- _Problem to work on_: Check each line of the records below and collect those that include the word "before".

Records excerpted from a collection
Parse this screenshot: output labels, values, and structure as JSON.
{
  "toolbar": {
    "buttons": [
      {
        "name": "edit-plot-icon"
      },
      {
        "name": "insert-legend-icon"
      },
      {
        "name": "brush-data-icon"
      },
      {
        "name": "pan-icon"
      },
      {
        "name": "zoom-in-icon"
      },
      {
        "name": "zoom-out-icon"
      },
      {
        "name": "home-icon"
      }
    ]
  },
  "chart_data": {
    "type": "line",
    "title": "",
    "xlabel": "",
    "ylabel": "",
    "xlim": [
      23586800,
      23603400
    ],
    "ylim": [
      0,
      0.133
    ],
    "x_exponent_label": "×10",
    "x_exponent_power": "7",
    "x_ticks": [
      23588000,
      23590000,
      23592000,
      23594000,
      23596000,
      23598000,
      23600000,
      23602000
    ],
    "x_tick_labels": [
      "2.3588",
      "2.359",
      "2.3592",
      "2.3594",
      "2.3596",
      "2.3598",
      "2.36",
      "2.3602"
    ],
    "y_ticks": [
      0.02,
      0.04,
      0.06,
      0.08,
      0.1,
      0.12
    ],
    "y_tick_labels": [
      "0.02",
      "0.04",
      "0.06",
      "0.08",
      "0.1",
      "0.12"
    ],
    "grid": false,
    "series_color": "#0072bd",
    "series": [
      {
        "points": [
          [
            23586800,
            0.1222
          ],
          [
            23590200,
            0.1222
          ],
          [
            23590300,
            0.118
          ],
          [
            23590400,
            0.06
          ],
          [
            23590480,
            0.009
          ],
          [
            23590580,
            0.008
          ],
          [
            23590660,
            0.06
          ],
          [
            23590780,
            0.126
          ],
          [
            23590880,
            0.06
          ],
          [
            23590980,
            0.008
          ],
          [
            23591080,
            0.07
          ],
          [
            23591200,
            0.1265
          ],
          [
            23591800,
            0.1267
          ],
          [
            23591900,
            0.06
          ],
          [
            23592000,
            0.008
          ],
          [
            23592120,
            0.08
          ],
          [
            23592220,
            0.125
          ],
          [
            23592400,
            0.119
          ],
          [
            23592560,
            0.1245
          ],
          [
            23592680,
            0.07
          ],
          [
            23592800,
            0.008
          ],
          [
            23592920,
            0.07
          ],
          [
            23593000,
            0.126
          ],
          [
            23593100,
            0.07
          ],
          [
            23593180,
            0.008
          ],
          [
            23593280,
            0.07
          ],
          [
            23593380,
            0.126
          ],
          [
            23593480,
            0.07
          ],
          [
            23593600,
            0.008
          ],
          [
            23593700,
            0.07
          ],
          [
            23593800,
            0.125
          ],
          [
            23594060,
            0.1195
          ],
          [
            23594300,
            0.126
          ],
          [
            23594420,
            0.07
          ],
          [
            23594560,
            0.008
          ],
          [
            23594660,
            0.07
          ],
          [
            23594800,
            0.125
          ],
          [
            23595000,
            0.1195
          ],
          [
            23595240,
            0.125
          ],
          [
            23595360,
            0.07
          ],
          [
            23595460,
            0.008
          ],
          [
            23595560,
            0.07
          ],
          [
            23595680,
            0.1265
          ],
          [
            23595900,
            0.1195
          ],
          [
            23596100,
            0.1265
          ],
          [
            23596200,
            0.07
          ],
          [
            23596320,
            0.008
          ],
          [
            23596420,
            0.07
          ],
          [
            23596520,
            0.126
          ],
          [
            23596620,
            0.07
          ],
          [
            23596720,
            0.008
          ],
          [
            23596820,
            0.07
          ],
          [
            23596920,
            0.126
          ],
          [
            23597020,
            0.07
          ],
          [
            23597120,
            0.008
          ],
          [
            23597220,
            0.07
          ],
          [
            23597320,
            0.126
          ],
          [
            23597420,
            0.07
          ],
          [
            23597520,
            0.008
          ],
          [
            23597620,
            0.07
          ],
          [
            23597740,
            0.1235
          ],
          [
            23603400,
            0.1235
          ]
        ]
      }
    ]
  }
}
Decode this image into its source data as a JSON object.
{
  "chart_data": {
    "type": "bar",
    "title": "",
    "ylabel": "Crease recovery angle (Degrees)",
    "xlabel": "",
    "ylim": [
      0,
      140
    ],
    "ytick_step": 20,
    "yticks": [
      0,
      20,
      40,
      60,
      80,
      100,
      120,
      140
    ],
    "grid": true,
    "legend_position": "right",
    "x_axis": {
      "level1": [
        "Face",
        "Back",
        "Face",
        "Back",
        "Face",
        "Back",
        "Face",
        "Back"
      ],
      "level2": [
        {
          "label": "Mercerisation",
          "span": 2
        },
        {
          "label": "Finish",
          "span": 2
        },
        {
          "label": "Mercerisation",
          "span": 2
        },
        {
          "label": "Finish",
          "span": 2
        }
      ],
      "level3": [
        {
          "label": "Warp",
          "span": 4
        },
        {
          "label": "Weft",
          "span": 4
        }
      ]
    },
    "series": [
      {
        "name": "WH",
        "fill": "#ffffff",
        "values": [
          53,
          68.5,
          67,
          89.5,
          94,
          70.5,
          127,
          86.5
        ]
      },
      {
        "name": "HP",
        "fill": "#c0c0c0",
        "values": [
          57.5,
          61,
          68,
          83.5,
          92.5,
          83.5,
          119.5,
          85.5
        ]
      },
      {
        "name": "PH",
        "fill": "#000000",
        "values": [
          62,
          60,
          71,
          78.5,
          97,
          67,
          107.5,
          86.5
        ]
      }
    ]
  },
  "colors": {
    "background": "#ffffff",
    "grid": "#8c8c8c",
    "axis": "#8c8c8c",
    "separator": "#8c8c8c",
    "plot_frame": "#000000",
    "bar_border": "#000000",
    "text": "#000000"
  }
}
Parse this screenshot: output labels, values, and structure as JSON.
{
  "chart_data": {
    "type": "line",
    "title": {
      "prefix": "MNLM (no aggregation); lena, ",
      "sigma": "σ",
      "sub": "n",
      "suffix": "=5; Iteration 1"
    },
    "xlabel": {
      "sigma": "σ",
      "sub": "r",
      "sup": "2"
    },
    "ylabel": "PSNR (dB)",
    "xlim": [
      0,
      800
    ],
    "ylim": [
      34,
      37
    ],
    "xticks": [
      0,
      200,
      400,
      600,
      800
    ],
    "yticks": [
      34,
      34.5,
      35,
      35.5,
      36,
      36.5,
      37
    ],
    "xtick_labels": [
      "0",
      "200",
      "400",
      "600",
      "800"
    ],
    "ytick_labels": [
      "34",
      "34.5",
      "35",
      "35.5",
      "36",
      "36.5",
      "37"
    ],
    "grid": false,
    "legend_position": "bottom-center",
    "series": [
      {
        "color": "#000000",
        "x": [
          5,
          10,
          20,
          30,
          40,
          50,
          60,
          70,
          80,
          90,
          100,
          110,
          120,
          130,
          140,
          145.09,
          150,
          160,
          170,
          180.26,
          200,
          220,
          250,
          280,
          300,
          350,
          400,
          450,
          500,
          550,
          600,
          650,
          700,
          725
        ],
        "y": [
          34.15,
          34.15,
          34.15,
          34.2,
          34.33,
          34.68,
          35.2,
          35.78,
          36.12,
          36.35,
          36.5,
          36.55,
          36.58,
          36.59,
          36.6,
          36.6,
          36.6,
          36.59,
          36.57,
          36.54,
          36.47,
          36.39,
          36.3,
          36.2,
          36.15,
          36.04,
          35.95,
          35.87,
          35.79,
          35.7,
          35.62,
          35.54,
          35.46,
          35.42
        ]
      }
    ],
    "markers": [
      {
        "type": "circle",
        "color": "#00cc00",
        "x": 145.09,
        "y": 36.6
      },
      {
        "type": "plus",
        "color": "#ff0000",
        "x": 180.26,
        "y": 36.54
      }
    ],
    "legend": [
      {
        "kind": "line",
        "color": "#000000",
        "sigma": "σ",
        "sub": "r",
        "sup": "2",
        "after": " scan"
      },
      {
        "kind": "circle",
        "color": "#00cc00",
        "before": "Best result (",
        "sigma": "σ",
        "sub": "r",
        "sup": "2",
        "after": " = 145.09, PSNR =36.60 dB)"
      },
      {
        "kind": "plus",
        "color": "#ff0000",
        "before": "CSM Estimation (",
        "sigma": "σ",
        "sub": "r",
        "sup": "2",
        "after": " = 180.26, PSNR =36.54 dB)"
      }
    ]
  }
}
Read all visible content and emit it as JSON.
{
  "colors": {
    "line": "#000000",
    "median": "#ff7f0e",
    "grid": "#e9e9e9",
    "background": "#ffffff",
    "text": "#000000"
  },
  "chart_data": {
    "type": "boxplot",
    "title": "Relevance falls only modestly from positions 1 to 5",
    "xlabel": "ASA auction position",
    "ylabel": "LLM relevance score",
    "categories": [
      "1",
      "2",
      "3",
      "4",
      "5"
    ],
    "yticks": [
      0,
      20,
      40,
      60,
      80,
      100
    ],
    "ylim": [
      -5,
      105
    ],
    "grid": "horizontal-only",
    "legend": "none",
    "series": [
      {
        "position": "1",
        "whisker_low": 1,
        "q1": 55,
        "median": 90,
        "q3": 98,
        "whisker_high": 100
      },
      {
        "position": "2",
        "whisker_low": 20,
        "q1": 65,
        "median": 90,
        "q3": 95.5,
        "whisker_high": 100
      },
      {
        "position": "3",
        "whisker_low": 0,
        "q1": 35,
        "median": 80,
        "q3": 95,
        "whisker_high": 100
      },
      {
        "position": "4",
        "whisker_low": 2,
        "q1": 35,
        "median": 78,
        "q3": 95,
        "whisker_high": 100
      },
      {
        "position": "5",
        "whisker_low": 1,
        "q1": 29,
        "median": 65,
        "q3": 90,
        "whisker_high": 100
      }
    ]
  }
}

- _Answer to the task_:
        "before": "Best result (",
        "before": "CSM Estimation (",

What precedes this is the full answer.